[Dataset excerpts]
* * * *
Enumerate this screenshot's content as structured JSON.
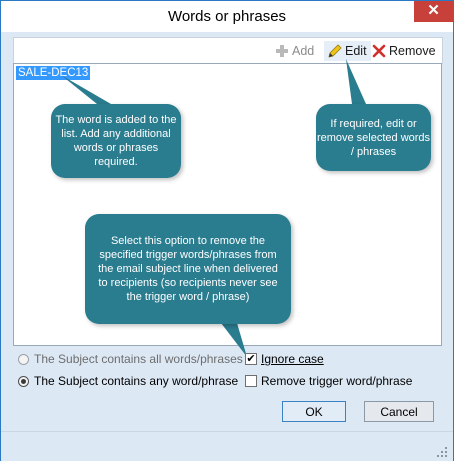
{
  "window": {
    "title": "Words or phrases",
    "close_glyph": "✕"
  },
  "toolbar": {
    "add_label": "Add",
    "edit_label": "Edit",
    "remove_label": "Remove"
  },
  "list": {
    "items": [
      "SALE-DEC13"
    ]
  },
  "callouts": {
    "added": "The word is added to the list. Add any additional words or phrases required.",
    "edit": "If required, edit or remove selected words / phrases",
    "remove_trigger": "Select this option to remove the specified trigger words/phrases from the email subject line when delivered to recipients (so recipients never see the trigger word / phrase)"
  },
  "options": {
    "all_words": {
      "label": "The Subject contains all words/phrases",
      "selected": false
    },
    "any_word": {
      "label": "The Subject contains any word/phrase",
      "selected": true
    },
    "ignore_case": {
      "label": "Ignore case",
      "checked": true
    },
    "remove_trigger": {
      "label": "Remove trigger word/phrase",
      "checked": false
    }
  },
  "buttons": {
    "ok": "OK",
    "cancel": "Cancel"
  },
  "colors": {
    "callout": "#2a7c8f",
    "selection": "#3399ff",
    "close": "#c7403a"
  }
}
* * * *
WHAT THE EXERCISE ASKS: List each line of the records that holds the string "this".

SOLUTION TO THE EXERCISE:
Enumerate this screenshot's content as structured JSON.
    "remove_trigger": "Select this option to remove the specified trigger words/phrases from the email subject line when delivered to recipients (so recipients never see the trigger word / phrase)"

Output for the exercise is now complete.